> Task details: Report, word for word, every line of the material that contains "локотъ".

(Items from a data source)

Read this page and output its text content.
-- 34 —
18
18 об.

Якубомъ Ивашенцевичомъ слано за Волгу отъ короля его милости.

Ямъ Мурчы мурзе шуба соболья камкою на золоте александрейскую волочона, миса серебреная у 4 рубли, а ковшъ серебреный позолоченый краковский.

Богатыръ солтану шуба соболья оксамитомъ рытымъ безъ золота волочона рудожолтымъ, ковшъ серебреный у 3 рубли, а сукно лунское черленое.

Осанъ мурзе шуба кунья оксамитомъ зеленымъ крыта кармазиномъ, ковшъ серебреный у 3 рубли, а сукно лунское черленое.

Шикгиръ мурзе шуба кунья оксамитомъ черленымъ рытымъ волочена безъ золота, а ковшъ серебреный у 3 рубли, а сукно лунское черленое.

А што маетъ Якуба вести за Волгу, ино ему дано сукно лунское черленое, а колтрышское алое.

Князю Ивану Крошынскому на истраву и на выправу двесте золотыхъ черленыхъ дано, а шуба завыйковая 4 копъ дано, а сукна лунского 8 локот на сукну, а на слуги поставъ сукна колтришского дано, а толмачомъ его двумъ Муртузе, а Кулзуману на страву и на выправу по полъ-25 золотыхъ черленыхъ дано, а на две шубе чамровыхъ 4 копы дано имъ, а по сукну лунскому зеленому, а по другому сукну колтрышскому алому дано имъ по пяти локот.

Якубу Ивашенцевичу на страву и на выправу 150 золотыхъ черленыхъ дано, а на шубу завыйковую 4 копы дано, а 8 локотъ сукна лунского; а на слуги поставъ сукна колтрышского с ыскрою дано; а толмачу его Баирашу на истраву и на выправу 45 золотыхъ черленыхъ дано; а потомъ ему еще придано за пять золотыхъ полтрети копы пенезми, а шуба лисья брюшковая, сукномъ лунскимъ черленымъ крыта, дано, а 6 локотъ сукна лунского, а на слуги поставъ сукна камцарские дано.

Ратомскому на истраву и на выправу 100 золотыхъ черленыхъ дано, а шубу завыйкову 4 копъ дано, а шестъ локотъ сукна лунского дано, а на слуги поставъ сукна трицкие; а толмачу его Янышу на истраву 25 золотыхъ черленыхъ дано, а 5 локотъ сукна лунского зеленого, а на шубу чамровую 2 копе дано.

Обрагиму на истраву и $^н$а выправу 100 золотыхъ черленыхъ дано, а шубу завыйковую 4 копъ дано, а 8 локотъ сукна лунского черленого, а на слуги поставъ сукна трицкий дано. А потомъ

> Answer to this exercise:
Якубу Ивашенцевичу на страву и на выправу 150 золотыхъ черленыхъ дано, а на шубу завыйковую 4 копы дано, а 8 локотъ сукна лунского; а на слуги поставъ сукна колтрышского с ыскрою дано; а толмачу его Баирашу на истраву и на выправу 45 золотыхъ черленыхъ дано; а потомъ ему еще придано за пять золотыхъ полтрети копы пенезми, а шуба лисья брюшковая, сукномъ лунскимъ черленымъ крыта, дано, а 6 локотъ сукна лунского, а на слуги поставъ сукна камцарские дано.
Ратомскому на истраву и на выправу 100 золотыхъ черленыхъ дано, а шубу завыйкову 4 копъ дано, а шестъ локотъ сукна лунского дано, а на слуги поставъ сукна трицкие; а толмачу его Янышу на истраву 25 золотыхъ черленыхъ дано, а 5 локотъ сукна лунского зеленого, а на шубу чамровую 2 копе дано.
Обрагиму на истраву и $^н$а выправу 100 золотыхъ черленыхъ дано, а шубу завыйковую 4 копъ дано, а 8 локотъ сукна лунского черленого, а на слуги поставъ сукна трицкий дано. А потомъ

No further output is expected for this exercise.